(Stored records)
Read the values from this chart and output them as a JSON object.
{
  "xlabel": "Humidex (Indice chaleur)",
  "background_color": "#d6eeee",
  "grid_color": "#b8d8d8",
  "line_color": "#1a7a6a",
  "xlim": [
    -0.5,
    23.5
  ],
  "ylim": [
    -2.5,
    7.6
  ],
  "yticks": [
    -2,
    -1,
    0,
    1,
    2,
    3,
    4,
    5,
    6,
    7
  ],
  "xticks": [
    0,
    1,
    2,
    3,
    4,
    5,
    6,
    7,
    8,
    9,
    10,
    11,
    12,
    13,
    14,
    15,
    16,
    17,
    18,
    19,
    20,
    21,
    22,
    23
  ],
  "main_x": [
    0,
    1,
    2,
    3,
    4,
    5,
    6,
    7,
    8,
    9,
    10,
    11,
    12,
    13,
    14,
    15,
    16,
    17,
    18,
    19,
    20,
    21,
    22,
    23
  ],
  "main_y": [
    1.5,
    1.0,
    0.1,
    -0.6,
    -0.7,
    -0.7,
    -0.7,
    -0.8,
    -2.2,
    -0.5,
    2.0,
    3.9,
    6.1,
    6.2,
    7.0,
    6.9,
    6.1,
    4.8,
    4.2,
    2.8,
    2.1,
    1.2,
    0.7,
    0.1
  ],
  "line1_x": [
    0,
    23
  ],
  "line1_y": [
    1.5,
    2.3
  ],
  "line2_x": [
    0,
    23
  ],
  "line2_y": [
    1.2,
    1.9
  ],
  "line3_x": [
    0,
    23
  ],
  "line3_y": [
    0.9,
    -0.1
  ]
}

_REQUIRED WORK_
Reproduce each entry from the records above, character for character.

_TASK RESPONSE_
Read the values from this chart and output them as a JSON object.
{
  "xlabel": "Humidex (Indice chaleur)",
  "background_color": "#d6eeee",
  "grid_color": "#b8d8d8",
  "line_color": "#1a7a6a",
  "xlim": [
    -0.5,
    23.5
  ],
  "ylim": [
    -2.5,
    7.6
  ],
  "yticks": [
    -2,
    -1,
    0,
    1,
    2,
    3,
    4,
    5,
    6,
    7
  ],
  "xticks": [
    0,
    1,
    2,
    3,
    4,
    5,
    6,
    7,
    8,
    9,
    10,
    11,
    12,
    13,
    14,
    15,
    16,
    17,
    18,
    19,
    20,
    21,
    22,
    23
  ],
  "main_x": [
    0,
    1,
    2,
    3,
    4,
    5,
    6,
    7,
    8,
    9,
    10,
    11,
    12,
    13,
    14,
    15,
    16,
    17,
    18,
    19,
    20,
    21,
    22,
    23
  ],
  "main_y": [
    1.5,
    1.0,
    0.1,
    -0.6,
    -0.7,
    -0.7,
    -0.7,
    -0.8,
    -2.2,
    -0.5,
    2.0,
    3.9,
    6.1,
    6.2,
    7.0,
    6.9,
    6.1,
    4.8,
    4.2,
    2.8,
    2.1,
    1.2,
    0.7,
    0.1
  ],
  "line1_x": [
    0,
    23
  ],
  "line1_y": [
    1.5,
    2.3
  ],
  "line2_x": [
    0,
    23
  ],
  "line2_y": [
    1.2,
    1.9
  ],
  "line3_x": [
    0,
    23
  ],
  "line3_y": [
    0.9,
    -0.1
  ]
}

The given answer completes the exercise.